■ The exercise ■
Give the entries again exactly, every one of them.

[begin Data for processing]

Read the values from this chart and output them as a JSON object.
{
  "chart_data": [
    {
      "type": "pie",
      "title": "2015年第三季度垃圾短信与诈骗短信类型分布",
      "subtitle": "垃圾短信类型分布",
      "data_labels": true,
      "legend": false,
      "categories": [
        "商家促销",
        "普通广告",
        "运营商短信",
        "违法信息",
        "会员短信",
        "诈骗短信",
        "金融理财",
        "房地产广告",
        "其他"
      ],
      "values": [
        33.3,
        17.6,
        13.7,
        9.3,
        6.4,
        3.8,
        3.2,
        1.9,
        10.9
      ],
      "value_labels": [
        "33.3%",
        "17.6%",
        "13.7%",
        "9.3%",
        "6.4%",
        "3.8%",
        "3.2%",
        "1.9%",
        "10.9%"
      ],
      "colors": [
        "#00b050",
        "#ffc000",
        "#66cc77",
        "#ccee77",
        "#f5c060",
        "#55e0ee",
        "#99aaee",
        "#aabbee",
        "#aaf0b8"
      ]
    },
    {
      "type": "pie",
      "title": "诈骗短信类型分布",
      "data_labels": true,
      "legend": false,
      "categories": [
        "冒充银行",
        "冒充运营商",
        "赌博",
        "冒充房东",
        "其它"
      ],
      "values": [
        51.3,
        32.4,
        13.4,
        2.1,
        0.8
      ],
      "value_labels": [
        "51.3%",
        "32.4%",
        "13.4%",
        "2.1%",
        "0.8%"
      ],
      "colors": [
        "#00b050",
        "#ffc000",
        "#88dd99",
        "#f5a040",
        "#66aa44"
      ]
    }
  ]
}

[end Data for processing]

■ Final result ■
Read the values from this chart and output them as a JSON object.
{
  "chart_data": [
    {
      "type": "pie",
      "title": "2015年第三季度垃圾短信与诈骗短信类型分布",
      "subtitle": "垃圾短信类型分布",
      "data_labels": true,
      "legend": false,
      "categories": [
        "商家促销",
        "普通广告",
        "运营商短信",
        "违法信息",
        "会员短信",
        "诈骗短信",
        "金融理财",
        "房地产广告",
        "其他"
      ],
      "values": [
        33.3,
        17.6,
        13.7,
        9.3,
        6.4,
        3.8,
        3.2,
        1.9,
        10.9
      ],
      "value_labels": [
        "33.3%",
        "17.6%",
        "13.7%",
        "9.3%",
        "6.4%",
        "3.8%",
        "3.2%",
        "1.9%",
        "10.9%"
      ],
      "colors": [
        "#00b050",
        "#ffc000",
        "#66cc77",
        "#ccee77",
        "#f5c060",
        "#55e0ee",
        "#99aaee",
        "#aabbee",
        "#aaf0b8"
      ]
    },
    {
      "type": "pie",
      "title": "诈骗短信类型分布",
      "data_labels": true,
      "legend": false,
      "categories": [
        "冒充银行",
        "冒充运营商",
        "赌博",
        "冒充房东",
        "其它"
      ],
      "values": [
        51.3,
        32.4,
        13.4,
        2.1,
        0.8
      ],
      "value_labels": [
        "51.3%",
        "32.4%",
        "13.4%",
        "2.1%",
        "0.8%"
      ],
      "colors": [
        "#00b050",
        "#ffc000",
        "#88dd99",
        "#f5a040",
        "#66aa44"
      ]
    }
  ]
}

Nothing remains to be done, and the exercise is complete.